Task: Restate each entry word for word, leaving nothing out.
------------
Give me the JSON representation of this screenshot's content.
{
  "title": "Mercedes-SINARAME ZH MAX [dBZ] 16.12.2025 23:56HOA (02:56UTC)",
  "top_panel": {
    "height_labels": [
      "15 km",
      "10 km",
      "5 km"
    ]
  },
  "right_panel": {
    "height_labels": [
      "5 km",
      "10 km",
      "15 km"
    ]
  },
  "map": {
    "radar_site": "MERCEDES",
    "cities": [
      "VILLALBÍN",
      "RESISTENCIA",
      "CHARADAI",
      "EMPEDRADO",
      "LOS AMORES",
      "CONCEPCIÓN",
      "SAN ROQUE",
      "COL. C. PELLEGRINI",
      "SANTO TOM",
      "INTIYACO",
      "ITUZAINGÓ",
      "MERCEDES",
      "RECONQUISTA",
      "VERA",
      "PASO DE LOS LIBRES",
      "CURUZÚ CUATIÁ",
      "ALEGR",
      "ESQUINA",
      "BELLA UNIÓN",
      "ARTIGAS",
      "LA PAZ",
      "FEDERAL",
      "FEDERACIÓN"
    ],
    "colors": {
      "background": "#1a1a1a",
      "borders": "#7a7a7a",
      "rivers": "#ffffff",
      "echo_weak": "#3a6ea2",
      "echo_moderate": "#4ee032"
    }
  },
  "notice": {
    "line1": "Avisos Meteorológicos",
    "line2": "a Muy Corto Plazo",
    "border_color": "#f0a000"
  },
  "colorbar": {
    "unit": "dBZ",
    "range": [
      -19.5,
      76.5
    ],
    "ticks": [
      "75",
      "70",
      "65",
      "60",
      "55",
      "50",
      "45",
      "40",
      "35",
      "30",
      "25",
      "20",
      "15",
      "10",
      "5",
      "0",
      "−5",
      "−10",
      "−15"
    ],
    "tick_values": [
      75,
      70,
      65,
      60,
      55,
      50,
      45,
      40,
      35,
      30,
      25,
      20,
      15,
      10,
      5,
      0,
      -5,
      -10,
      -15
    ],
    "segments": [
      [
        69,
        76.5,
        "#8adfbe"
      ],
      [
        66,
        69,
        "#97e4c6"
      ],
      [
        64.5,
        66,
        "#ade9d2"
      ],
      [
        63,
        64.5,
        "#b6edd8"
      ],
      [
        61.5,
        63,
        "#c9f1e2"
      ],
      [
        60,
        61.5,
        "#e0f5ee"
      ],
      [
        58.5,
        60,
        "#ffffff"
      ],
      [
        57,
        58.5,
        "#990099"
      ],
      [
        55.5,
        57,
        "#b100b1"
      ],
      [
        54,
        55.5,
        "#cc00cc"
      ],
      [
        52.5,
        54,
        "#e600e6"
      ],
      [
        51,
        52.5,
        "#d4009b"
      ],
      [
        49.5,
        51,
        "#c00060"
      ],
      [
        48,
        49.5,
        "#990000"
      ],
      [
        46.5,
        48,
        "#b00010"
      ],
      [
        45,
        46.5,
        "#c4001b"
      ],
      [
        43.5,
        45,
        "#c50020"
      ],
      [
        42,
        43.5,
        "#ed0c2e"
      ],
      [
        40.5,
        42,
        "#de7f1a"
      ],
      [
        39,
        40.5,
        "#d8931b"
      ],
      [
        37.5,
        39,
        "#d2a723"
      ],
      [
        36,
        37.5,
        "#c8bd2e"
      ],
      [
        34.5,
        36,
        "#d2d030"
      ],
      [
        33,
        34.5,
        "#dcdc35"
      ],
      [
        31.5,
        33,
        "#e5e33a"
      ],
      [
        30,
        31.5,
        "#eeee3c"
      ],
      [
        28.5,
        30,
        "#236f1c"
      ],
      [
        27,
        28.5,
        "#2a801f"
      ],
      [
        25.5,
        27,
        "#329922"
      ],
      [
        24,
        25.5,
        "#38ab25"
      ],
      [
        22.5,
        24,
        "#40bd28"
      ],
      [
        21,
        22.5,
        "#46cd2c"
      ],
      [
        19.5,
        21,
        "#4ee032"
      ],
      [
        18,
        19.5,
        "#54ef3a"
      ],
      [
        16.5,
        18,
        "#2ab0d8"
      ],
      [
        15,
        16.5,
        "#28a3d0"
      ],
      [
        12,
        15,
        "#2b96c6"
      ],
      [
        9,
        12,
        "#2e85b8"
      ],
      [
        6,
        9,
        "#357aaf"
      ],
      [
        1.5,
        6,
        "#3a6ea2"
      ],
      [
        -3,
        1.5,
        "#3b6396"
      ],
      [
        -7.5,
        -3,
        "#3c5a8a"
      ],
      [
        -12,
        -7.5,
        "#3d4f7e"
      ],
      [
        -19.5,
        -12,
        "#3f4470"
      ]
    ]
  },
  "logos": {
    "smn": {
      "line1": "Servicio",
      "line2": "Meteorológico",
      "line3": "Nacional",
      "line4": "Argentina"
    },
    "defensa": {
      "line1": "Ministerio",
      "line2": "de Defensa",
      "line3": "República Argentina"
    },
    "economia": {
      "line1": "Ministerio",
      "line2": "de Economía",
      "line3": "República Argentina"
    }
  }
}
------------
Solution to this problem:
Give me the JSON representation of this screenshot's content.
{
  "title": "Mercedes-SINARAME ZH MAX [dBZ] 16.12.2025 23:56HOA (02:56UTC)",
  "top_panel": {
    "height_labels": [
      "15 km",
      "10 km",
      "5 km"
    ]
  },
  "right_panel": {
    "height_labels": [
      "5 km",
      "10 km",
      "15 km"
    ]
  },
  "map": {
    "radar_site": "MERCEDES",
    "cities": [
      "VILLALBÍN",
      "RESISTENCIA",
      "CHARADAI",
      "EMPEDRADO",
      "LOS AMORES",
      "CONCEPCIÓN",
      "SAN ROQUE",
      "COL. C. PELLEGRINI",
      "SANTO TOM",
      "INTIYACO",
      "ITUZAINGÓ",
      "MERCEDES",
      "RECONQUISTA",
      "VERA",
      "PASO DE LOS LIBRES",
      "CURUZÚ CUATIÁ",
      "ALEGR",
      "ESQUINA",
      "BELLA UNIÓN",
      "ARTIGAS",
      "LA PAZ",
      "FEDERAL",
      "FEDERACIÓN"
    ],
    "colors": {
      "background": "#1a1a1a",
      "borders": "#7a7a7a",
      "rivers": "#ffffff",
      "echo_weak": "#3a6ea2",
      "echo_moderate": "#4ee032"
    }
  },
  "notice": {
    "line1": "Avisos Meteorológicos",
    "line2": "a Muy Corto Plazo",
    "border_color": "#f0a000"
  },
  "colorbar": {
    "unit": "dBZ",
    "range": [
      -19.5,
      76.5
    ],
    "ticks": [
      "75",
      "70",
      "65",
      "60",
      "55",
      "50",
      "45",
      "40",
      "35",
      "30",
      "25",
      "20",
      "15",
      "10",
      "5",
      "0",
      "−5",
      "−10",
      "−15"
    ],
    "tick_values": [
      75,
      70,
      65,
      60,
      55,
      50,
      45,
      40,
      35,
      30,
      25,
      20,
      15,
      10,
      5,
      0,
      -5,
      -10,
      -15
    ],
    "segments": [
      [
        69,
        76.5,
        "#8adfbe"
      ],
      [
        66,
        69,
        "#97e4c6"
      ],
      [
        64.5,
        66,
        "#ade9d2"
      ],
      [
        63,
        64.5,
        "#b6edd8"
      ],
      [
        61.5,
        63,
        "#c9f1e2"
      ],
      [
        60,
        61.5,
        "#e0f5ee"
      ],
      [
        58.5,
        60,
        "#ffffff"
      ],
      [
        57,
        58.5,
        "#990099"
      ],
      [
        55.5,
        57,
        "#b100b1"
      ],
      [
        54,
        55.5,
        "#cc00cc"
      ],
      [
        52.5,
        54,
        "#e600e6"
      ],
      [
        51,
        52.5,
        "#d4009b"
      ],
      [
        49.5,
        51,
        "#c00060"
      ],
      [
        48,
        49.5,
        "#990000"
      ],
      [
        46.5,
        48,
        "#b00010"
      ],
      [
        45,
        46.5,
        "#c4001b"
      ],
      [
        43.5,
        45,
        "#c50020"
      ],
      [
        42,
        43.5,
        "#ed0c2e"
      ],
      [
        40.5,
        42,
        "#de7f1a"
      ],
      [
        39,
        40.5,
        "#d8931b"
      ],
      [
        37.5,
        39,
        "#d2a723"
      ],
      [
        36,
        37.5,
        "#c8bd2e"
      ],
      [
        34.5,
        36,
        "#d2d030"
      ],
      [
        33,
        34.5,
        "#dcdc35"
      ],
      [
        31.5,
        33,
        "#e5e33a"
      ],
      [
        30,
        31.5,
        "#eeee3c"
      ],
      [
        28.5,
        30,
        "#236f1c"
      ],
      [
        27,
        28.5,
        "#2a801f"
      ],
      [
        25.5,
        27,
        "#329922"
      ],
      [
        24,
        25.5,
        "#38ab25"
      ],
      [
        22.5,
        24,
        "#40bd28"
      ],
      [
        21,
        22.5,
        "#46cd2c"
      ],
      [
        19.5,
        21,
        "#4ee032"
      ],
      [
        18,
        19.5,
        "#54ef3a"
      ],
      [
        16.5,
        18,
        "#2ab0d8"
      ],
      [
        15,
        16.5,
        "#28a3d0"
      ],
      [
        12,
        15,
        "#2b96c6"
      ],
      [
        9,
        12,
        "#2e85b8"
      ],
      [
        6,
        9,
        "#357aaf"
      ],
      [
        1.5,
        6,
        "#3a6ea2"
      ],
      [
        -3,
        1.5,
        "#3b6396"
      ],
      [
        -7.5,
        -3,
        "#3c5a8a"
      ],
      [
        -12,
        -7.5,
        "#3d4f7e"
      ],
      [
        -19.5,
        -12,
        "#3f4470"
      ]
    ]
  },
  "logos": {
    "smn": {
      "line1": "Servicio",
      "line2": "Meteorológico",
      "line3": "Nacional",
      "line4": "Argentina"
    },
    "defensa": {
      "line1": "Ministerio",
      "line2": "de Defensa",
      "line3": "República Argentina"
    },
    "economia": {
      "line1": "Ministerio",
      "line2": "de Economía",
      "line3": "República Argentina"
    }
  }
}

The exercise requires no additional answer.